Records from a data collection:
--- begin ---

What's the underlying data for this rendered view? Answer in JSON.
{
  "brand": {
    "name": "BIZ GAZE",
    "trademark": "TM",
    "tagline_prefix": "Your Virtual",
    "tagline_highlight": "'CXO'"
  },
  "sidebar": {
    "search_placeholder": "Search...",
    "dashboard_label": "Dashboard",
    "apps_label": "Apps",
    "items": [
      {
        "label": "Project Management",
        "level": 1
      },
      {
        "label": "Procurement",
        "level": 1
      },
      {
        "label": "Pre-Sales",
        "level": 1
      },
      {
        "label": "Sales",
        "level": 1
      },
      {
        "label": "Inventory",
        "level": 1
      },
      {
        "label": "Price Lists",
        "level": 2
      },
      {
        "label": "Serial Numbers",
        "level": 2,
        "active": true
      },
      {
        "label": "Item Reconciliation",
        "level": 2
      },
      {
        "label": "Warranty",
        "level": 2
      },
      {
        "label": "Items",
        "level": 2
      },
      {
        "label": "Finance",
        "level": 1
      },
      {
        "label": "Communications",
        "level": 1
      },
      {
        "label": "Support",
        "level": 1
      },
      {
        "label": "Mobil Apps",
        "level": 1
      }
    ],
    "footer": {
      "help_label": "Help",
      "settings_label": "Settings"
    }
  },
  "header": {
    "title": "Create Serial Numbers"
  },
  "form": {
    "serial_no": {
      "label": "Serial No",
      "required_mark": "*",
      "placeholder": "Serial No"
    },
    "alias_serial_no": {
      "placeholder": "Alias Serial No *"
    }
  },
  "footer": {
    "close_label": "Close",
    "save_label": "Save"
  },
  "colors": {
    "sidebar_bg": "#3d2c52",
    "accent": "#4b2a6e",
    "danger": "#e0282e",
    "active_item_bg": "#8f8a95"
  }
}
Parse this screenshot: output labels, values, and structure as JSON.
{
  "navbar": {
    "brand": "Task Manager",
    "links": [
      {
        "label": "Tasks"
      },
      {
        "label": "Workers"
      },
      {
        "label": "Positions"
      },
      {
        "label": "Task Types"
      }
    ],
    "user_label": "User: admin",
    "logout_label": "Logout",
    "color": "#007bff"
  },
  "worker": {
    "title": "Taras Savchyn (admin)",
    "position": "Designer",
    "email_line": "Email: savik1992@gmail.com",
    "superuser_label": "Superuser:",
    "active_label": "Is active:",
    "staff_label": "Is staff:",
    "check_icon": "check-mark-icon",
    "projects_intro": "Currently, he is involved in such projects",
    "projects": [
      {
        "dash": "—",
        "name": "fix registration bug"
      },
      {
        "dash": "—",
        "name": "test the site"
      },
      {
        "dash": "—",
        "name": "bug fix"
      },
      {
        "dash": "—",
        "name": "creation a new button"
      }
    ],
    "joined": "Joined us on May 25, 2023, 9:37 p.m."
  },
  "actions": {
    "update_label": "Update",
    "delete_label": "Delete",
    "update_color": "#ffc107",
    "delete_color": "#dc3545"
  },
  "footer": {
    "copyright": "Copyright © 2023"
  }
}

--- end ---

From the line that contains "Parse this screenshot: output" to the last line of the material above, repeat every line exactly, keeping both the first and the last.

### [Written solution]
Parse this screenshot: output labels, values, and structure as JSON.
{
  "navbar": {
    "brand": "Task Manager",
    "links": [
      {
        "label": "Tasks"
      },
      {
        "label": "Workers"
      },
      {
        "label": "Positions"
      },
      {
        "label": "Task Types"
      }
    ],
    "user_label": "User: admin",
    "logout_label": "Logout",
    "color": "#007bff"
  },
  "worker": {
    "title": "Taras Savchyn (admin)",
    "position": "Designer",
    "email_line": "Email: savik1992@gmail.com",
    "superuser_label": "Superuser:",
    "active_label": "Is active:",
    "staff_label": "Is staff:",
    "check_icon": "check-mark-icon",
    "projects_intro": "Currently, he is involved in such projects",
    "projects": [
      {
        "dash": "—",
        "name": "fix registration bug"
      },
      {
        "dash": "—",
        "name": "test the site"
      },
      {
        "dash": "—",
        "name": "bug fix"
      },
      {
        "dash": "—",
        "name": "creation a new button"
      }
    ],
    "joined": "Joined us on May 25, 2023, 9:37 p.m."
  },
  "actions": {
    "update_label": "Update",
    "delete_label": "Delete",
    "update_color": "#ffc107",
    "delete_color": "#dc3545"
  },
  "footer": {
    "copyright": "Copyright © 2023"
  }
}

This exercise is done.